TASK PROMPT ▸
From the listing that follows, extract every line and set it down unaltered.

--- Begin ---

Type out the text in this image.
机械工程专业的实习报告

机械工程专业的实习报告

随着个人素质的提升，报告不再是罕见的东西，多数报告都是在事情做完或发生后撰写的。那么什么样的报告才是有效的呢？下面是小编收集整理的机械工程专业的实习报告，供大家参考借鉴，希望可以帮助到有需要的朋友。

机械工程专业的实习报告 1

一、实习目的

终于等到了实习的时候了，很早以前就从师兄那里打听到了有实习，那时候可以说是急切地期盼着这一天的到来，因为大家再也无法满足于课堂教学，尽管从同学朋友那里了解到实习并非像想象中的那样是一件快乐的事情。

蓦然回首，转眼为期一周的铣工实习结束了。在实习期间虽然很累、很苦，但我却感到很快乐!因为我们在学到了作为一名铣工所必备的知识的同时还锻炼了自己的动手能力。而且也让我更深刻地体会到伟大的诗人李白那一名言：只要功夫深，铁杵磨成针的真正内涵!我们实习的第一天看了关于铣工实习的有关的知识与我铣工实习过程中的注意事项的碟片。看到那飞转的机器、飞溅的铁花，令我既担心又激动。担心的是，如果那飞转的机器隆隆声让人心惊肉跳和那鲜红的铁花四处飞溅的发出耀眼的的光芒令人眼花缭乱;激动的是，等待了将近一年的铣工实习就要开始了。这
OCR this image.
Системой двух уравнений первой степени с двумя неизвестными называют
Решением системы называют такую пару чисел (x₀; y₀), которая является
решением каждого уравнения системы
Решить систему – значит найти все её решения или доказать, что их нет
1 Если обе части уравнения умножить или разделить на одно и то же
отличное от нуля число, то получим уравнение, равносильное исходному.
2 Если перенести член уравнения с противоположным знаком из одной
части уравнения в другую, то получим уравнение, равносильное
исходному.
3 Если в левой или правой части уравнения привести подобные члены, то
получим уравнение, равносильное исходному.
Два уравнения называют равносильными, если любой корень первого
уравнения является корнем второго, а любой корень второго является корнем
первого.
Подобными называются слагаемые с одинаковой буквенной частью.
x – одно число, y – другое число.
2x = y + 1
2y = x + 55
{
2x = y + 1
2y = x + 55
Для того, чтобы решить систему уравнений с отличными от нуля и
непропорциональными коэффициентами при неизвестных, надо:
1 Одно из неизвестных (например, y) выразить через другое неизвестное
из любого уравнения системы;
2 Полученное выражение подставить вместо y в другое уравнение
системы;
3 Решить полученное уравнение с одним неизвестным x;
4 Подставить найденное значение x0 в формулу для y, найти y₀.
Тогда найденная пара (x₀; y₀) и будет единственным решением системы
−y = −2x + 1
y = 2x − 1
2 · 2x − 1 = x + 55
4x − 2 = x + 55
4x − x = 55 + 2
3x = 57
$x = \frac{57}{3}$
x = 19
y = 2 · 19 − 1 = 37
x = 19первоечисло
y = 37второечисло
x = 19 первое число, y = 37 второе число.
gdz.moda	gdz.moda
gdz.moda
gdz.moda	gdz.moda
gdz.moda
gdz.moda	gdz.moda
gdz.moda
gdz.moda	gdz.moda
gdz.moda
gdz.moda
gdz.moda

--- End ---

WRITTEN ANSWER ▸
Type out the text in this image.
机械工程专业的实习报告

机械工程专业的实习报告

随着个人素质的提升，报告不再是罕见的东西，多数报告都是在事情做完或发生后撰写的。那么什么样的报告才是有效的呢？下面是小编收集整理的机械工程专业的实习报告，供大家参考借鉴，希望可以帮助到有需要的朋友。

机械工程专业的实习报告 1

一、实习目的

终于等到了实习的时候了，很早以前就从师兄那里打听到了有实习，那时候可以说是急切地期盼着这一天的到来，因为大家再也无法满足于课堂教学，尽管从同学朋友那里了解到实习并非像想象中的那样是一件快乐的事情。

蓦然回首，转眼为期一周的铣工实习结束了。在实习期间虽然很累、很苦，但我却感到很快乐!因为我们在学到了作为一名铣工所必备的知识的同时还锻炼了自己的动手能力。而且也让我更深刻地体会到伟大的诗人李白那一名言：只要功夫深，铁杵磨成针的真正内涵!我们实习的第一天看了关于铣工实习的有关的知识与我铣工实习过程中的注意事项的碟片。看到那飞转的机器、飞溅的铁花，令我既担心又激动。担心的是，如果那飞转的机器隆隆声让人心惊肉跳和那鲜红的铁花四处飞溅的发出耀眼的的光芒令人眼花缭乱;激动的是，等待了将近一年的铣工实习就要开始了。这
OCR this image.
Системой двух уравнений первой степени с двумя неизвестными называют
Решением системы называют такую пару чисел (x₀; y₀), которая является
решением каждого уравнения системы
Решить систему – значит найти все её решения или доказать, что их нет
1 Если обе части уравнения умножить или разделить на одно и то же
отличное от нуля число, то получим уравнение, равносильное исходному.
2 Если перенести член уравнения с противоположным знаком из одной
части уравнения в другую, то получим уравнение, равносильное
исходному.
3 Если в левой или правой части уравнения привести подобные члены, то
получим уравнение, равносильное исходному.
Два уравнения называют равносильными, если любой корень первого
уравнения является корнем второго, а любой корень второго является корнем
первого.
Подобными называются слагаемые с одинаковой буквенной частью.
x – одно число, y – другое число.
2x = y + 1
2y = x + 55
{
2x = y + 1
2y = x + 55
Для того, чтобы решить систему уравнений с отличными от нуля и
непропорциональными коэффициентами при неизвестных, надо:
1 Одно из неизвестных (например, y) выразить через другое неизвестное
из любого уравнения системы;
2 Полученное выражение подставить вместо y в другое уравнение
системы;
3 Решить полученное уравнение с одним неизвестным x;
4 Подставить найденное значение x0 в формулу для y, найти y₀.
Тогда найденная пара (x₀; y₀) и будет единственным решением системы
−y = −2x + 1
y = 2x − 1
2 · 2x − 1 = x + 55
4x − 2 = x + 55
4x − x = 55 + 2
3x = 57
$x = \frac{57}{3}$
x = 19
y = 2 · 19 − 1 = 37
x = 19первоечисло
y = 37второечисло
x = 19 первое число, y = 37 второе число.
gdz.moda	gdz.moda
gdz.moda
gdz.moda	gdz.moda
gdz.moda
gdz.moda	gdz.moda
gdz.moda
gdz.moda	gdz.moda
gdz.moda
gdz.moda
gdz.moda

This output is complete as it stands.